§ **Given instruction**:
Check every line of the entries below for the word "roku", and copy the ones that have it.

— BEGIN Data extract —

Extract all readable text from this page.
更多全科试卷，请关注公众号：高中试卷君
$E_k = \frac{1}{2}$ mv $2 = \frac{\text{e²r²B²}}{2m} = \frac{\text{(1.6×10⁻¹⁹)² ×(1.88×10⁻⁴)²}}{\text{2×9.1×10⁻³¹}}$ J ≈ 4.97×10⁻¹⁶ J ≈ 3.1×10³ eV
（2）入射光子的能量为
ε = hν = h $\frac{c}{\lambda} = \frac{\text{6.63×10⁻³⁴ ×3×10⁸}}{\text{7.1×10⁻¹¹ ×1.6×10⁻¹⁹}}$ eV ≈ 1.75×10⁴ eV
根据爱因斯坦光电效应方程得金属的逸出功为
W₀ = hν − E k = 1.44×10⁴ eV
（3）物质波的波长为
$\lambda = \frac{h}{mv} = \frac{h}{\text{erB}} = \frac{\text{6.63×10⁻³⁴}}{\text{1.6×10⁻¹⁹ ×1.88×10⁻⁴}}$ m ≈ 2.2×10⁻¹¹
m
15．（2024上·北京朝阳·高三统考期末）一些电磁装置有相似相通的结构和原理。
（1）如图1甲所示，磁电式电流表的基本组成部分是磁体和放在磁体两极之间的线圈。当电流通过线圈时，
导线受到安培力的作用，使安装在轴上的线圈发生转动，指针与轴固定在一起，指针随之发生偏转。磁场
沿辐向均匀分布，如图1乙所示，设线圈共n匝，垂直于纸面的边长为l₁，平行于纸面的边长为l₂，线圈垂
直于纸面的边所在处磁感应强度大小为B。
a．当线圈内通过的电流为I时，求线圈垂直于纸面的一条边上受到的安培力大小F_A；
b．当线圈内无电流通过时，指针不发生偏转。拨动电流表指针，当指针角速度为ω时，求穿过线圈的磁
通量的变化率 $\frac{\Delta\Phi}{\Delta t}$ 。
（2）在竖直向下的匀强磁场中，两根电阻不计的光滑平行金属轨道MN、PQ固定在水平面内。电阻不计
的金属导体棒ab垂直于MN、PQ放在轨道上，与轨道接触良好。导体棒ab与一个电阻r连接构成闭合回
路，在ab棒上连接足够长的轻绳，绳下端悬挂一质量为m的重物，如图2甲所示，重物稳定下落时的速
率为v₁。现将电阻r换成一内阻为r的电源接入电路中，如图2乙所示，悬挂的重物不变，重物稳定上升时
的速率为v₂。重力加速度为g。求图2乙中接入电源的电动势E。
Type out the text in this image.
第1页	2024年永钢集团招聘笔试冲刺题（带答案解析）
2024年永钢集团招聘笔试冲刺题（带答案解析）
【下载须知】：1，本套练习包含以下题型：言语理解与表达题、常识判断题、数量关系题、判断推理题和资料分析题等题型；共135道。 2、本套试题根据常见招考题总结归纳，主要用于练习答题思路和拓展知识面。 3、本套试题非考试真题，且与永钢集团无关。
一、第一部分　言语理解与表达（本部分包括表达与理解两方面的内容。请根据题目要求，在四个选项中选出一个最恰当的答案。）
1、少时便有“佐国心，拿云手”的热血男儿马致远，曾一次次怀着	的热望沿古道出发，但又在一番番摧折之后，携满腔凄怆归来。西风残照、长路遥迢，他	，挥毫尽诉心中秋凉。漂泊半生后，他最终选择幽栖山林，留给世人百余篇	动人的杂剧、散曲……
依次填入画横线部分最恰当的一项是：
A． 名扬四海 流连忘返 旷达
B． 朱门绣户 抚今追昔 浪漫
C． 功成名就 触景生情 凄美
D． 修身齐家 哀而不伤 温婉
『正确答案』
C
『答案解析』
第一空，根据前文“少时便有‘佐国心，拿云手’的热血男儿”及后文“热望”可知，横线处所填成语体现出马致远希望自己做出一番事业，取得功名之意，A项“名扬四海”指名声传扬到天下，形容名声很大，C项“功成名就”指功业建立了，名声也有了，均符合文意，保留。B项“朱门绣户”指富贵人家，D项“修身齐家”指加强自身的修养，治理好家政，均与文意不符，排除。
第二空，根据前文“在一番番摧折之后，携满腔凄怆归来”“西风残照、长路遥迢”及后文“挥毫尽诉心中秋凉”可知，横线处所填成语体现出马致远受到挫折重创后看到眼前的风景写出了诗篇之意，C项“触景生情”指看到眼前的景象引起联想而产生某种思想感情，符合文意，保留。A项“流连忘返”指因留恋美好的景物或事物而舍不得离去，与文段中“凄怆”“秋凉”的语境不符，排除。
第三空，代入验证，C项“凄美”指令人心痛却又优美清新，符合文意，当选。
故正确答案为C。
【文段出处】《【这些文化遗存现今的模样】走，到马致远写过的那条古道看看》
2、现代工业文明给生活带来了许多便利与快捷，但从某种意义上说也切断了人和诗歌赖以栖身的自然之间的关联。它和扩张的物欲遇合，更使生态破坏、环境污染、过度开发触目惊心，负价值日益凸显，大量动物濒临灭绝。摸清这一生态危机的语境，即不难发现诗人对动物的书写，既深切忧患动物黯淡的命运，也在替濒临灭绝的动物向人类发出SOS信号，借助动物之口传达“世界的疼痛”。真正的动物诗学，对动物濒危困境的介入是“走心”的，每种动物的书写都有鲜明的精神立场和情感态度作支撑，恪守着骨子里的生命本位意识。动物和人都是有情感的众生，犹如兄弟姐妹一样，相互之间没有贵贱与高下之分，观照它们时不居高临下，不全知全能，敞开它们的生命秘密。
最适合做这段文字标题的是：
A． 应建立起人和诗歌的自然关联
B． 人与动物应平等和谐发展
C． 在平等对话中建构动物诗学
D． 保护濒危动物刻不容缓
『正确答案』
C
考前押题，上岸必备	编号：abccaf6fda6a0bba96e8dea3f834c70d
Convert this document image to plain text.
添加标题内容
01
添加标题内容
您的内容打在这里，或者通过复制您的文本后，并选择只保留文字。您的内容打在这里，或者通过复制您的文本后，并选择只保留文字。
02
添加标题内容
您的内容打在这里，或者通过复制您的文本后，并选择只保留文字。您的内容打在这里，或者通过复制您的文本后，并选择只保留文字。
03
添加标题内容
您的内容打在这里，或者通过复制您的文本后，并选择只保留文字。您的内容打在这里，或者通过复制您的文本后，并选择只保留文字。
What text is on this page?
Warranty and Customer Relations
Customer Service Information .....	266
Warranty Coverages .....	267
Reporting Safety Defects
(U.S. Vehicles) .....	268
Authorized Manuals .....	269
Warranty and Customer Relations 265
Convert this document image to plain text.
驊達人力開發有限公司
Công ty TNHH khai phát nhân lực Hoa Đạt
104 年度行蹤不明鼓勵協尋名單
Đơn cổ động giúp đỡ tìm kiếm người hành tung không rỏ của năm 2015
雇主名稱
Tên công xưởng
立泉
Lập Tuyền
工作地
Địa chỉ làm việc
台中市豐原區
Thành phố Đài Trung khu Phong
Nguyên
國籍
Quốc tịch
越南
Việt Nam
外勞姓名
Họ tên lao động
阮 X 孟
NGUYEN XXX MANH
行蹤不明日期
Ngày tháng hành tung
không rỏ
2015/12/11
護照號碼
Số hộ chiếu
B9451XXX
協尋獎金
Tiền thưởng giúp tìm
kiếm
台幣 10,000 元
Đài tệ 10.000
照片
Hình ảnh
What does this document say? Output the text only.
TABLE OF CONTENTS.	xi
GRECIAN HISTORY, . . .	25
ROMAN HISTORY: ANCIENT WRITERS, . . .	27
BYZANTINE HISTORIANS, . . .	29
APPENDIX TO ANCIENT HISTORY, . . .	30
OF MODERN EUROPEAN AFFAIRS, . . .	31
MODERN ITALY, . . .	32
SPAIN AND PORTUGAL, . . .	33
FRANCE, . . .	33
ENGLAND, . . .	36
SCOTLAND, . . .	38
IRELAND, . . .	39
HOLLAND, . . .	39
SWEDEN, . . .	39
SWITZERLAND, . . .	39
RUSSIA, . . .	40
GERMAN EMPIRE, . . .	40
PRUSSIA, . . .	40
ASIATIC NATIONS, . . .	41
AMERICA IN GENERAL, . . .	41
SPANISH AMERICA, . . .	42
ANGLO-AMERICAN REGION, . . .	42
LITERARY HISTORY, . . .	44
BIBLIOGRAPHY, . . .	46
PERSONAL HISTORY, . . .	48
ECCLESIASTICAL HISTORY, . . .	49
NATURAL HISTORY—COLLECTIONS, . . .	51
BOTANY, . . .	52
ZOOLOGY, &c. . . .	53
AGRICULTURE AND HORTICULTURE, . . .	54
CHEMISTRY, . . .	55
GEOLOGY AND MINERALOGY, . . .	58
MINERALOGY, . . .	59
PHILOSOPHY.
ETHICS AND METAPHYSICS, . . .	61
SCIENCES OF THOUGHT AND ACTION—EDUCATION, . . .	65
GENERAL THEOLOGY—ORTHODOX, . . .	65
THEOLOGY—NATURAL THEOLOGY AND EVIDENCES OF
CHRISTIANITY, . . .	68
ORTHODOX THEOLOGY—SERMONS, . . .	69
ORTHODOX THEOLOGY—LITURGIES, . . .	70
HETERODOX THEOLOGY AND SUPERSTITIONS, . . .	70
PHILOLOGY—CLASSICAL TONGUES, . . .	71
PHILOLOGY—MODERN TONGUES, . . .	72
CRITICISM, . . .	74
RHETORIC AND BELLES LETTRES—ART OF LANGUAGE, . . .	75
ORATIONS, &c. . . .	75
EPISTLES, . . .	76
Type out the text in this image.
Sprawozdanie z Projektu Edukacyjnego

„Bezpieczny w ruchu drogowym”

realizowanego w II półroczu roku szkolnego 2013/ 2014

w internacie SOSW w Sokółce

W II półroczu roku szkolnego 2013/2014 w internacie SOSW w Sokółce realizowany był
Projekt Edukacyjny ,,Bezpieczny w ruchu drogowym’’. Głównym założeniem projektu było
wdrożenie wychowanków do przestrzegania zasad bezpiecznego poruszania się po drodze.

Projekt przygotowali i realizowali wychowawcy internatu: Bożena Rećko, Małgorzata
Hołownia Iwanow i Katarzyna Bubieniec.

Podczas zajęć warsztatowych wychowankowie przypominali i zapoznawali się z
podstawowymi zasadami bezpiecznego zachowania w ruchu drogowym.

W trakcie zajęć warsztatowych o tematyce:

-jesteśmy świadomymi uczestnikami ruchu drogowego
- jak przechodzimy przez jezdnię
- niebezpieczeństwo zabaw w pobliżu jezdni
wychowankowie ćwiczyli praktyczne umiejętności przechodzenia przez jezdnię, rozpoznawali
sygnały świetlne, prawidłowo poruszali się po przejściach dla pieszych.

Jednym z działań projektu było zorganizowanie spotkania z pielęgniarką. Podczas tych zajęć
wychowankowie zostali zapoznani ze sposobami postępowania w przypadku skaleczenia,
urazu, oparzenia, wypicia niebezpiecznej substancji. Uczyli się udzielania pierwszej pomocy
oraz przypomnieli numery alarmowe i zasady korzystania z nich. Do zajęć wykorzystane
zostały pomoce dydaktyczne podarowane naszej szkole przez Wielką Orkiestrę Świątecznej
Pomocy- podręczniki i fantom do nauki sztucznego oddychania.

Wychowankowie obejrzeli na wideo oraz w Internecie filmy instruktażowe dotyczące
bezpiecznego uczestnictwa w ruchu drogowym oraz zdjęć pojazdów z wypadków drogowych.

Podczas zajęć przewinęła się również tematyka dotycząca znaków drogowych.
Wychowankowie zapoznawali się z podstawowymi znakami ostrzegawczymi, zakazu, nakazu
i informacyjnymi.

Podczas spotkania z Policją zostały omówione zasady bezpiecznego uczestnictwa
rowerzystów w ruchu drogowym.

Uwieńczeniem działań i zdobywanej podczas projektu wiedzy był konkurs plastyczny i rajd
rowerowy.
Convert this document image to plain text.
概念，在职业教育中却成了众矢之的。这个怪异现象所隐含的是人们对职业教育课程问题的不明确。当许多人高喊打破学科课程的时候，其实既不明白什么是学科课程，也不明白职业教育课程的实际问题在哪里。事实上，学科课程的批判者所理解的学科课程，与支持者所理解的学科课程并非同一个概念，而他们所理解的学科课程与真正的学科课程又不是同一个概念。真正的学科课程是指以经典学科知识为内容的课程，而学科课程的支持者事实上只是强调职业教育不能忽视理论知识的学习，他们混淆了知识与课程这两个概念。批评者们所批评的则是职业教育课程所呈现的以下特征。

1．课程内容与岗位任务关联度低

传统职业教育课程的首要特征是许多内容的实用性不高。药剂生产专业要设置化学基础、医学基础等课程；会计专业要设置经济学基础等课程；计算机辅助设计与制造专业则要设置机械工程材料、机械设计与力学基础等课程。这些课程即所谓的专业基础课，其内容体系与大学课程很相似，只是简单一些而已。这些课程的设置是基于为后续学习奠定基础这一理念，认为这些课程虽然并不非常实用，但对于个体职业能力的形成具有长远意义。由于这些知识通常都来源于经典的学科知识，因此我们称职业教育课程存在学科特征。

— END Data extract —

§ **Full output**:
realizowanego w II półroczu roku szkolnego 2013/ 2014
W II półroczu roku szkolnego 2013/2014 w internacie SOSW w Sokółce realizowany był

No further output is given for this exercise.